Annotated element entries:
────────────────────
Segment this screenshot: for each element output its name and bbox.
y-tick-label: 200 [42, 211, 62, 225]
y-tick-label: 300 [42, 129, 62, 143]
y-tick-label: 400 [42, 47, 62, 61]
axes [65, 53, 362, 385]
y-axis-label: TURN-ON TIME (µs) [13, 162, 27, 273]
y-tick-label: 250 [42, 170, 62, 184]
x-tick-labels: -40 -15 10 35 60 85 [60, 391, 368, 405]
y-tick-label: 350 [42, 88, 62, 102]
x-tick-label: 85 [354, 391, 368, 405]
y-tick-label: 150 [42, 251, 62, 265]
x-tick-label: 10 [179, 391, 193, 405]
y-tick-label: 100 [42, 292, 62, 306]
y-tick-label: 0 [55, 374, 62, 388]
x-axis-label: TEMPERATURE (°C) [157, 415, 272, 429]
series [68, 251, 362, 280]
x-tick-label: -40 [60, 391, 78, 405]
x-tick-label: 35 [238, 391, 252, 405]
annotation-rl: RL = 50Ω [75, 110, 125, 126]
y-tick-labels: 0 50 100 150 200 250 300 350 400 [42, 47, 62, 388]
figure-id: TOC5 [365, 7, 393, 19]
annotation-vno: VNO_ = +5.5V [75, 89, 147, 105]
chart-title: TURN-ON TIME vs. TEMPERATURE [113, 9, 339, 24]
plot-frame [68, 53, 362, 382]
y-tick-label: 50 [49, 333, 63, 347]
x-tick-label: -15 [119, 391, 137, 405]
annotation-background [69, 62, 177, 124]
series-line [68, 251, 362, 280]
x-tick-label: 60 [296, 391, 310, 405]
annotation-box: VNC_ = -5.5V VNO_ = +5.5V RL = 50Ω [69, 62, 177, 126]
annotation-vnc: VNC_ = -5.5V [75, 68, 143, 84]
────────────────────
**Exercise brief**: Rewrite every line of the listing above as a JSON list of strings, one string per line, leaving out any blank lines.

**Output of the task**:
[
  "Segment this screenshot: for each element output its name and bbox.",
  "y-tick-label: 200 [42, 211, 62, 225]",
  "y-tick-label: 300 [42, 129, 62, 143]",
  "y-tick-label: 400 [42, 47, 62, 61]",
  "axes [65, 53, 362, 385]",
  "y-axis-label: TURN-ON TIME (µs) [13, 162, 27, 273]",
  "y-tick-label: 250 [42, 170, 62, 184]",
  "x-tick-labels: -40 -15 10 35 60 85 [60, 391, 368, 405]",
  "y-tick-label: 350 [42, 88, 62, 102]",
  "x-tick-label: 85 [354, 391, 368, 405]",
  "y-tick-label: 150 [42, 251, 62, 265]",
  "x-tick-label: 10 [179, 391, 193, 405]",
  "y-tick-label: 100 [42, 292, 62, 306]",
  "y-tick-label: 0 [55, 374, 62, 388]",
  "x-axis-label: TEMPERATURE (°C) [157, 415, 272, 429]",
  "series [68, 251, 362, 280]",
  "x-tick-label: -40 [60, 391, 78, 405]",
  "x-tick-label: 35 [238, 391, 252, 405]",
  "annotation-rl: RL = 50Ω [75, 110, 125, 126]",
  "y-tick-labels: 0 50 100 150 200 250 300 350 400 [42, 47, 62, 388]",
  "figure-id: TOC5 [365, 7, 393, 19]",
  "annotation-vno: VNO_ = +5.5V [75, 89, 147, 105]",
  "chart-title: TURN-ON TIME vs. TEMPERATURE [113, 9, 339, 24]",
  "plot-frame [68, 53, 362, 382]",
  "y-tick-label: 50 [49, 333, 63, 347]",
  "x-tick-label: -15 [119, 391, 137, 405]",
  "annotation-background [69, 62, 177, 124]",
  "series-line [68, 251, 362, 280]",
  "x-tick-label: 60 [296, 391, 310, 405]",
  "annotation-box: VNC_ = -5.5V VNO_ = +5.5V RL = 50Ω [69, 62, 177, 126]",
  "annotation-vnc: VNC_ = -5.5V [75, 68, 143, 84]"
]